▸ **WHAT TO WORK ON**
Each entry below should be returned exactly as is, with the pictures removed.

Figure record extracts
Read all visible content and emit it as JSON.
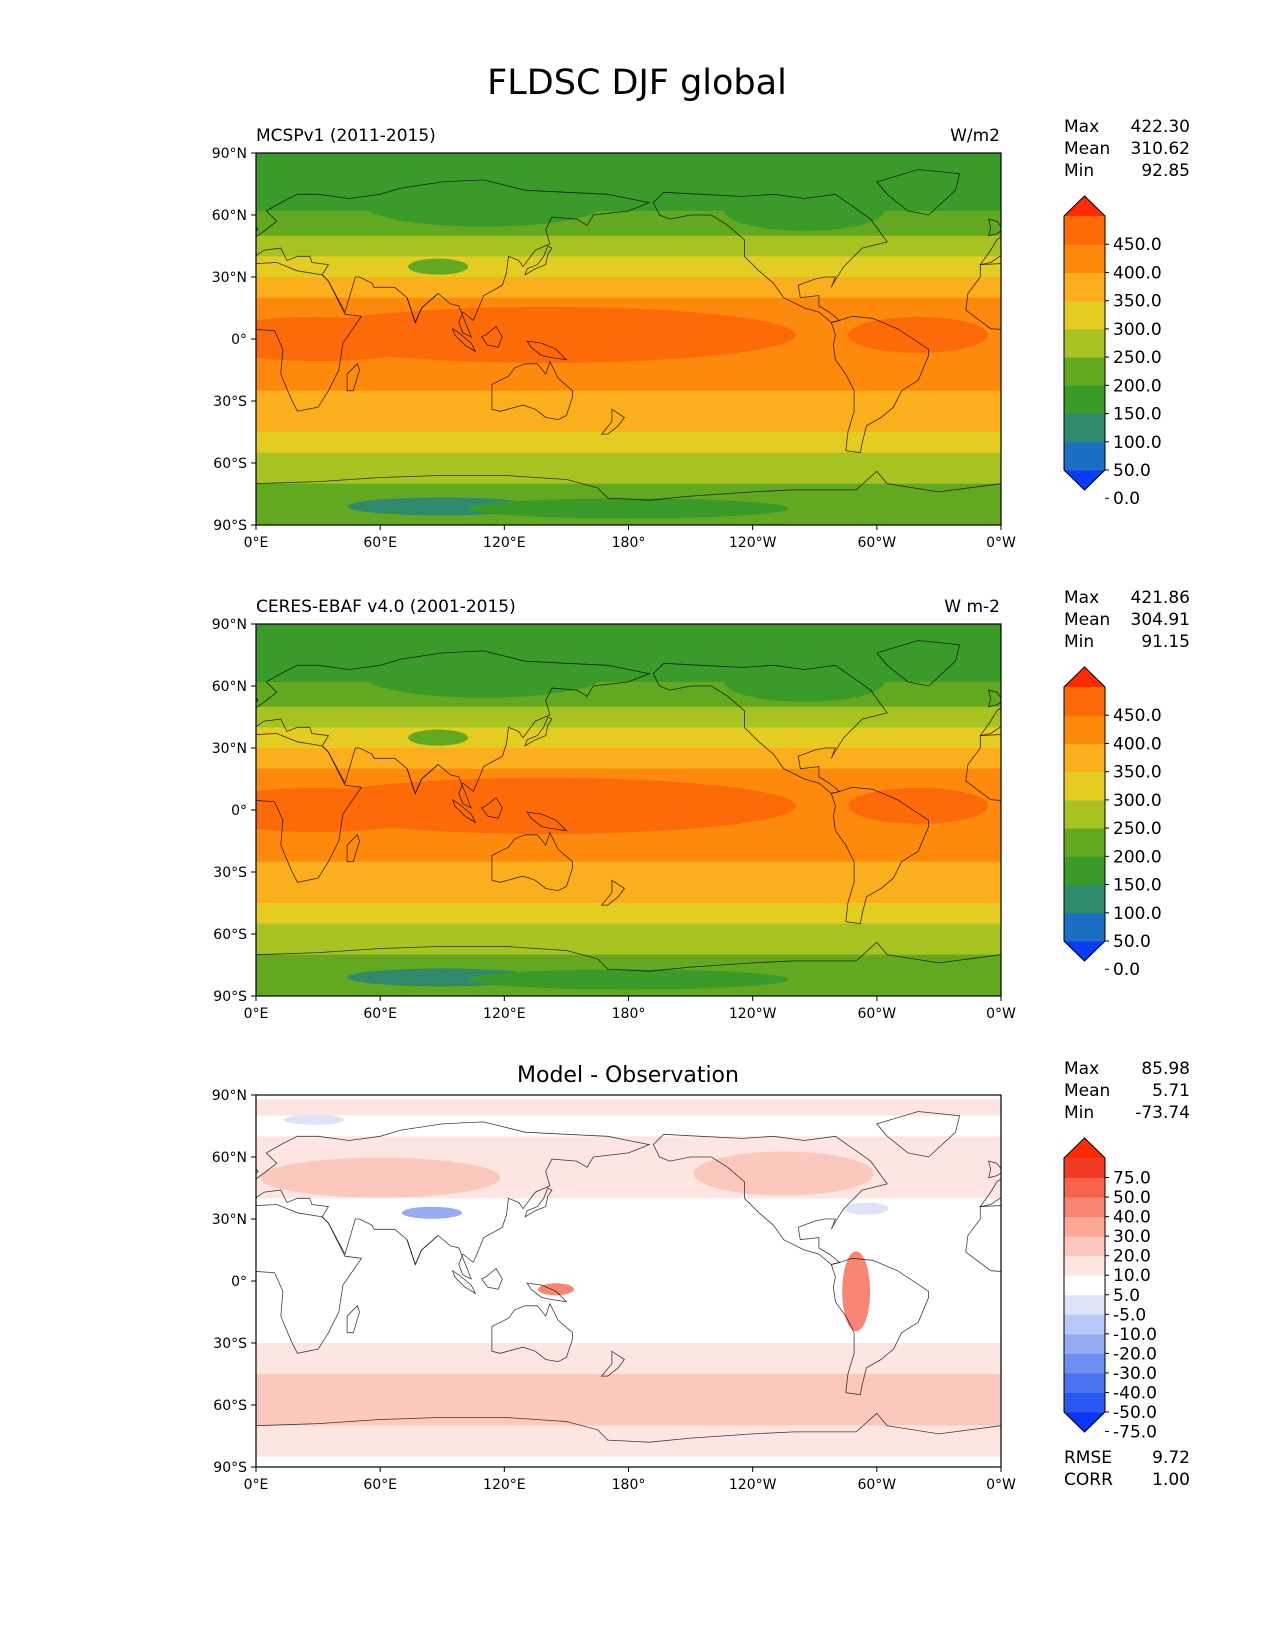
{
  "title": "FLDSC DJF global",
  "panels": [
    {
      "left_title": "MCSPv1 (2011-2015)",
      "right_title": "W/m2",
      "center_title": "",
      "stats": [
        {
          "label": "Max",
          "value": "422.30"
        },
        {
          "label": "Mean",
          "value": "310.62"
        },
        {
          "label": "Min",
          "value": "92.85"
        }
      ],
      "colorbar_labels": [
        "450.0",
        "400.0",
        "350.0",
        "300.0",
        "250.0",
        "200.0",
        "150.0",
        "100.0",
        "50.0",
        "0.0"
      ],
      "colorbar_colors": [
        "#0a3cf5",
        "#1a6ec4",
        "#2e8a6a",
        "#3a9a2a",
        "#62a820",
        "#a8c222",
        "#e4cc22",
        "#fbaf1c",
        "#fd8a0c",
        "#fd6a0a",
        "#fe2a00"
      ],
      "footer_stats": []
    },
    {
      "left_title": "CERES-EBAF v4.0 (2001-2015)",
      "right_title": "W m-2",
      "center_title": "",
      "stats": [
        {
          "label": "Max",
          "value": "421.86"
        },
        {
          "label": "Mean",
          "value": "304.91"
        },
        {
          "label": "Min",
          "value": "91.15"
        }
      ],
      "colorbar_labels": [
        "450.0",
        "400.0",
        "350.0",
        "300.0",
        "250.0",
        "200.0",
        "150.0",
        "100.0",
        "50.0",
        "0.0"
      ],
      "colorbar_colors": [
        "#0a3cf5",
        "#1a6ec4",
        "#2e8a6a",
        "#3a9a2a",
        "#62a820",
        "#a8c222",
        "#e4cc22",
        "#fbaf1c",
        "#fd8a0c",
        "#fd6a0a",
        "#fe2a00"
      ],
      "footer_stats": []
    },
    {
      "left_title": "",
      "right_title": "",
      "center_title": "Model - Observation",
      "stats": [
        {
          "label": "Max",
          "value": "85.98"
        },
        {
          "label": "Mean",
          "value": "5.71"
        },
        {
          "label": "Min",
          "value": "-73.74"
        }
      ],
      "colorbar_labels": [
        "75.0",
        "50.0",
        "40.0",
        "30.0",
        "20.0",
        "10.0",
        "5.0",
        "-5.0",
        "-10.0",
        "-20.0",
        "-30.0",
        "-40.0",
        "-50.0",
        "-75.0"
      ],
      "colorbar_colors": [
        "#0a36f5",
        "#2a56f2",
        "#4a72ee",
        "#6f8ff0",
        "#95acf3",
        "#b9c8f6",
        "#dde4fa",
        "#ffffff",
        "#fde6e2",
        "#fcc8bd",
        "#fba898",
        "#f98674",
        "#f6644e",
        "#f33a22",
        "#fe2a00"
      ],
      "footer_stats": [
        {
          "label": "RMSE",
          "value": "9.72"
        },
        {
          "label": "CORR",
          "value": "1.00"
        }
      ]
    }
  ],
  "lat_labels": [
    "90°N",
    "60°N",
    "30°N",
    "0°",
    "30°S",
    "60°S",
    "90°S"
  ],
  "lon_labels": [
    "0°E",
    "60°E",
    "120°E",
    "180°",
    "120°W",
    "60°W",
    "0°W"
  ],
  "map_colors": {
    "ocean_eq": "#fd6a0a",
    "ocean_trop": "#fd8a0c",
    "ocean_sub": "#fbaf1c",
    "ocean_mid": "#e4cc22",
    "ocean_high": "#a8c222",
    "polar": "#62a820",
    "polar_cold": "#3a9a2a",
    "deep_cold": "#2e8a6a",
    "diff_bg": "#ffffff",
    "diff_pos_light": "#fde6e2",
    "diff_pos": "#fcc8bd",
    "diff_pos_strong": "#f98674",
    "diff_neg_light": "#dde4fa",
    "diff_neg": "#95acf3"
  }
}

▸ **RESPONSE TO THIS TASK**
Read all visible content and emit it as JSON.
{
  "title": "FLDSC DJF global",
  "panels": [
    {
      "left_title": "MCSPv1 (2011-2015)",
      "right_title": "W/m2",
      "center_title": "",
      "stats": [
        {
          "label": "Max",
          "value": "422.30"
        },
        {
          "label": "Mean",
          "value": "310.62"
        },
        {
          "label": "Min",
          "value": "92.85"
        }
      ],
      "colorbar_labels": [
        "450.0",
        "400.0",
        "350.0",
        "300.0",
        "250.0",
        "200.0",
        "150.0",
        "100.0",
        "50.0",
        "0.0"
      ],
      "colorbar_colors": [
        "#0a3cf5",
        "#1a6ec4",
        "#2e8a6a",
        "#3a9a2a",
        "#62a820",
        "#a8c222",
        "#e4cc22",
        "#fbaf1c",
        "#fd8a0c",
        "#fd6a0a",
        "#fe2a00"
      ],
      "footer_stats": []
    },
    {
      "left_title": "CERES-EBAF v4.0 (2001-2015)",
      "right_title": "W m-2",
      "center_title": "",
      "stats": [
        {
          "label": "Max",
          "value": "421.86"
        },
        {
          "label": "Mean",
          "value": "304.91"
        },
        {
          "label": "Min",
          "value": "91.15"
        }
      ],
      "colorbar_labels": [
        "450.0",
        "400.0",
        "350.0",
        "300.0",
        "250.0",
        "200.0",
        "150.0",
        "100.0",
        "50.0",
        "0.0"
      ],
      "colorbar_colors": [
        "#0a3cf5",
        "#1a6ec4",
        "#2e8a6a",
        "#3a9a2a",
        "#62a820",
        "#a8c222",
        "#e4cc22",
        "#fbaf1c",
        "#fd8a0c",
        "#fd6a0a",
        "#fe2a00"
      ],
      "footer_stats": []
    },
    {
      "left_title": "",
      "right_title": "",
      "center_title": "Model - Observation",
      "stats": [
        {
          "label": "Max",
          "value": "85.98"
        },
        {
          "label": "Mean",
          "value": "5.71"
        },
        {
          "label": "Min",
          "value": "-73.74"
        }
      ],
      "colorbar_labels": [
        "75.0",
        "50.0",
        "40.0",
        "30.0",
        "20.0",
        "10.0",
        "5.0",
        "-5.0",
        "-10.0",
        "-20.0",
        "-30.0",
        "-40.0",
        "-50.0",
        "-75.0"
      ],
      "colorbar_colors": [
        "#0a36f5",
        "#2a56f2",
        "#4a72ee",
        "#6f8ff0",
        "#95acf3",
        "#b9c8f6",
        "#dde4fa",
        "#ffffff",
        "#fde6e2",
        "#fcc8bd",
        "#fba898",
        "#f98674",
        "#f6644e",
        "#f33a22",
        "#fe2a00"
      ],
      "footer_stats": [
        {
          "label": "RMSE",
          "value": "9.72"
        },
        {
          "label": "CORR",
          "value": "1.00"
        }
      ]
    }
  ],
  "lat_labels": [
    "90°N",
    "60°N",
    "30°N",
    "0°",
    "30°S",
    "60°S",
    "90°S"
  ],
  "lon_labels": [
    "0°E",
    "60°E",
    "120°E",
    "180°",
    "120°W",
    "60°W",
    "0°W"
  ],
  "map_colors": {
    "ocean_eq": "#fd6a0a",
    "ocean_trop": "#fd8a0c",
    "ocean_sub": "#fbaf1c",
    "ocean_mid": "#e4cc22",
    "ocean_high": "#a8c222",
    "polar": "#62a820",
    "polar_cold": "#3a9a2a",
    "deep_cold": "#2e8a6a",
    "diff_bg": "#ffffff",
    "diff_pos_light": "#fde6e2",
    "diff_pos": "#fcc8bd",
    "diff_pos_strong": "#f98674",
    "diff_neg_light": "#dde4fa",
    "diff_neg": "#95acf3"
  }
}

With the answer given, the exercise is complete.